**Task directions**
Below is a set of records; print all of them exactly as written.

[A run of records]
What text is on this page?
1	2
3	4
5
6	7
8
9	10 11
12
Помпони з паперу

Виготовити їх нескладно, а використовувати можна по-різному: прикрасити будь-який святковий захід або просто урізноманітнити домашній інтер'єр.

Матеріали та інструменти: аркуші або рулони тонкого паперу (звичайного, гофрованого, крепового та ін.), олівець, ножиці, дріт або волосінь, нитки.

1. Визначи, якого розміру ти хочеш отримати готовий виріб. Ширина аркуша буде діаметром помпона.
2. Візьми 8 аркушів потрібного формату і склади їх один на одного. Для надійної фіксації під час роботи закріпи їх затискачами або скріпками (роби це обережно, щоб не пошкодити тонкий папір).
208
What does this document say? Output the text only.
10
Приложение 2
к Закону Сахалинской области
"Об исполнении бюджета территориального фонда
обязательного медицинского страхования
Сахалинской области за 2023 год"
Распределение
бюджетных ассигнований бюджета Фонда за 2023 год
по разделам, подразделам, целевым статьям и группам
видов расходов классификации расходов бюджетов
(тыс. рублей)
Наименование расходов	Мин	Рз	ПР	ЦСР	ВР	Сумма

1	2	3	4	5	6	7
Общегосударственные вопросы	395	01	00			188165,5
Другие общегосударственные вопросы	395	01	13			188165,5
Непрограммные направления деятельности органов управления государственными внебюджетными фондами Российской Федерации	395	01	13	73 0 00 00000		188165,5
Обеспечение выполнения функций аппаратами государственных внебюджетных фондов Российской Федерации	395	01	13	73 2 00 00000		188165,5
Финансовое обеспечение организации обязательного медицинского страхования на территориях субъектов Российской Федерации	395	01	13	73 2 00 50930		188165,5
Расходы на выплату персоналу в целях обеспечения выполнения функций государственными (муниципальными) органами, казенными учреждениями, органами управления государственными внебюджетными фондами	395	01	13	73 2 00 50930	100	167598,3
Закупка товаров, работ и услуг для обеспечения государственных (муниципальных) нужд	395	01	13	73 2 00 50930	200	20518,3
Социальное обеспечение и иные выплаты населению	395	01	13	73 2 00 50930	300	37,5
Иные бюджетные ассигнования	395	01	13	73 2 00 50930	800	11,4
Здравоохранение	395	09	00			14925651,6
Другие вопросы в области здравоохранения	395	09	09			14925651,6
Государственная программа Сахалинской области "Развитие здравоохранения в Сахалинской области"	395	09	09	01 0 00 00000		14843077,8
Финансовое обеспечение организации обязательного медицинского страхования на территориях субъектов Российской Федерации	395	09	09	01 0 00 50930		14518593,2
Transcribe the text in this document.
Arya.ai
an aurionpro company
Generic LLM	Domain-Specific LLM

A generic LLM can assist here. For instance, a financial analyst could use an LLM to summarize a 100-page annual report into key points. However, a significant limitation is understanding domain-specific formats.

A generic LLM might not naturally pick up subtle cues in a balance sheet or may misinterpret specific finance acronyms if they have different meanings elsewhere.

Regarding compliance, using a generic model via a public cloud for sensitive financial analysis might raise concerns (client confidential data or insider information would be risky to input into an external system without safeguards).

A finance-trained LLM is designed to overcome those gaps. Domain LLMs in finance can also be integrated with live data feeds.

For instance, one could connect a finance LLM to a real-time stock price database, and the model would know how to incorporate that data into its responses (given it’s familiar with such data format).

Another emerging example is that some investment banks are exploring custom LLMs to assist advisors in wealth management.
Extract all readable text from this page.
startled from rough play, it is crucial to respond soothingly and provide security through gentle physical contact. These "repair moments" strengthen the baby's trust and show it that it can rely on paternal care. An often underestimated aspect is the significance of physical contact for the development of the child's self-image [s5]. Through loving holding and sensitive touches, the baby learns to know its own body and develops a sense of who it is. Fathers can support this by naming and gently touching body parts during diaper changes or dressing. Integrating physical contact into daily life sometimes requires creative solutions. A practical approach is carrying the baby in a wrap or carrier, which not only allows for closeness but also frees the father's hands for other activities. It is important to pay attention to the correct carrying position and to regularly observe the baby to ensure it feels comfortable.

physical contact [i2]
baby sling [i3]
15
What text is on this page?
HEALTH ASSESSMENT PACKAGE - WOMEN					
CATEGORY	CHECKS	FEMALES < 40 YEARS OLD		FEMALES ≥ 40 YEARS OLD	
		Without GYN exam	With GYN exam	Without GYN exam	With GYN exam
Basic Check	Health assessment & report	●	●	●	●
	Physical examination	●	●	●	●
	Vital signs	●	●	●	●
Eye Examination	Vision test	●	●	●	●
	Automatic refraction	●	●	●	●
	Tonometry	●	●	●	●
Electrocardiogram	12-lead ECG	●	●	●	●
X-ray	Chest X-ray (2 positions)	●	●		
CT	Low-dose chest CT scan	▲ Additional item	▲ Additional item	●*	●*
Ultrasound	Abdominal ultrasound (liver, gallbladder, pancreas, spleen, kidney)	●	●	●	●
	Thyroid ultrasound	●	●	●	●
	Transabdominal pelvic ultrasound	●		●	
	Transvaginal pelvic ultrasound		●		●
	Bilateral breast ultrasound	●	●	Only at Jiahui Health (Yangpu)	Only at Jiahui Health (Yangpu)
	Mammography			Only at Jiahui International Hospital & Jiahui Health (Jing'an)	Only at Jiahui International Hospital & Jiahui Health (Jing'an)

**Task answer**
What text is on this page?
1	2
3	4
5
6	7
8
9	10 11
12
Помпони з паперу

Виготовити їх нескладно, а використовувати можна по-різному: прикрасити будь-який святковий захід або просто урізноманітнити домашній інтер'єр.

Матеріали та інструменти: аркуші або рулони тонкого паперу (звичайного, гофрованого, крепового та ін.), олівець, ножиці, дріт або волосінь, нитки.

1. Визначи, якого розміру ти хочеш отримати готовий виріб. Ширина аркуша буде діаметром помпона.
2. Візьми 8 аркушів потрібного формату і склади їх один на одного. Для надійної фіксації під час роботи закріпи їх затискачами або скріпками (роби це обережно, щоб не пошкодити тонкий папір).
208
What does this document say? Output the text only.
10
Приложение 2
к Закону Сахалинской области
"Об исполнении бюджета территориального фонда
обязательного медицинского страхования
Сахалинской области за 2023 год"
Распределение
бюджетных ассигнований бюджета Фонда за 2023 год
по разделам, подразделам, целевым статьям и группам
видов расходов классификации расходов бюджетов
(тыс. рублей)
Наименование расходов	Мин	Рз	ПР	ЦСР	ВР	Сумма

1	2	3	4	5	6	7
Общегосударственные вопросы	395	01	00			188165,5
Другие общегосударственные вопросы	395	01	13			188165,5
Непрограммные направления деятельности органов управления государственными внебюджетными фондами Российской Федерации	395	01	13	73 0 00 00000		188165,5
Обеспечение выполнения функций аппаратами государственных внебюджетных фондов Российской Федерации	395	01	13	73 2 00 00000		188165,5
Финансовое обеспечение организации обязательного медицинского страхования на территориях субъектов Российской Федерации	395	01	13	73 2 00 50930		188165,5
Расходы на выплату персоналу в целях обеспечения выполнения функций государственными (муниципальными) органами, казенными учреждениями, органами управления государственными внебюджетными фондами	395	01	13	73 2 00 50930	100	167598,3
Закупка товаров, работ и услуг для обеспечения государственных (муниципальных) нужд	395	01	13	73 2 00 50930	200	20518,3
Социальное обеспечение и иные выплаты населению	395	01	13	73 2 00 50930	300	37,5
Иные бюджетные ассигнования	395	01	13	73 2 00 50930	800	11,4
Здравоохранение	395	09	00			14925651,6
Другие вопросы в области здравоохранения	395	09	09			14925651,6
Государственная программа Сахалинской области "Развитие здравоохранения в Сахалинской области"	395	09	09	01 0 00 00000		14843077,8
Финансовое обеспечение организации обязательного медицинского страхования на территориях субъектов Российской Федерации	395	09	09	01 0 00 50930		14518593,2
Transcribe the text in this document.
Arya.ai
an aurionpro company
Generic LLM	Domain-Specific LLM

A generic LLM can assist here. For instance, a financial analyst could use an LLM to summarize a 100-page annual report into key points. However, a significant limitation is understanding domain-specific formats.

A generic LLM might not naturally pick up subtle cues in a balance sheet or may misinterpret specific finance acronyms if they have different meanings elsewhere.

Regarding compliance, using a generic model via a public cloud for sensitive financial analysis might raise concerns (client confidential data or insider information would be risky to input into an external system without safeguards).

A finance-trained LLM is designed to overcome those gaps. Domain LLMs in finance can also be integrated with live data feeds.

For instance, one could connect a finance LLM to a real-time stock price database, and the model would know how to incorporate that data into its responses (given it’s familiar with such data format).

Another emerging example is that some investment banks are exploring custom LLMs to assist advisors in wealth management.
Extract all readable text from this page.
startled from rough play, it is crucial to respond soothingly and provide security through gentle physical contact. These "repair moments" strengthen the baby's trust and show it that it can rely on paternal care. An often underestimated aspect is the significance of physical contact for the development of the child's self-image [s5]. Through loving holding and sensitive touches, the baby learns to know its own body and develops a sense of who it is. Fathers can support this by naming and gently touching body parts during diaper changes or dressing. Integrating physical contact into daily life sometimes requires creative solutions. A practical approach is carrying the baby in a wrap or carrier, which not only allows for closeness but also frees the father's hands for other activities. It is important to pay attention to the correct carrying position and to regularly observe the baby to ensure it feels comfortable.

physical contact [i2]
baby sling [i3]
15
What text is on this page?
HEALTH ASSESSMENT PACKAGE - WOMEN					
CATEGORY	CHECKS	FEMALES < 40 YEARS OLD		FEMALES ≥ 40 YEARS OLD	
		Without GYN exam	With GYN exam	Without GYN exam	With GYN exam
Basic Check	Health assessment & report	●	●	●	●
	Physical examination	●	●	●	●
	Vital signs	●	●	●	●
Eye Examination	Vision test	●	●	●	●
	Automatic refraction	●	●	●	●
	Tonometry	●	●	●	●
Electrocardiogram	12-lead ECG	●	●	●	●
X-ray	Chest X-ray (2 positions)	●	●		
CT	Low-dose chest CT scan	▲ Additional item	▲ Additional item	●*	●*
Ultrasound	Abdominal ultrasound (liver, gallbladder, pancreas, spleen, kidney)	●	●	●	●
	Thyroid ultrasound	●	●	●	●
	Transabdominal pelvic ultrasound	●		●	
	Transvaginal pelvic ultrasound		●		●
	Bilateral breast ultrasound	●	●	Only at Jiahui Health (Yangpu)	Only at Jiahui Health (Yangpu)
	Mammography			Only at Jiahui International Hospital & Jiahui Health (Jing'an)	Only at Jiahui International Hospital & Jiahui Health (Jing'an)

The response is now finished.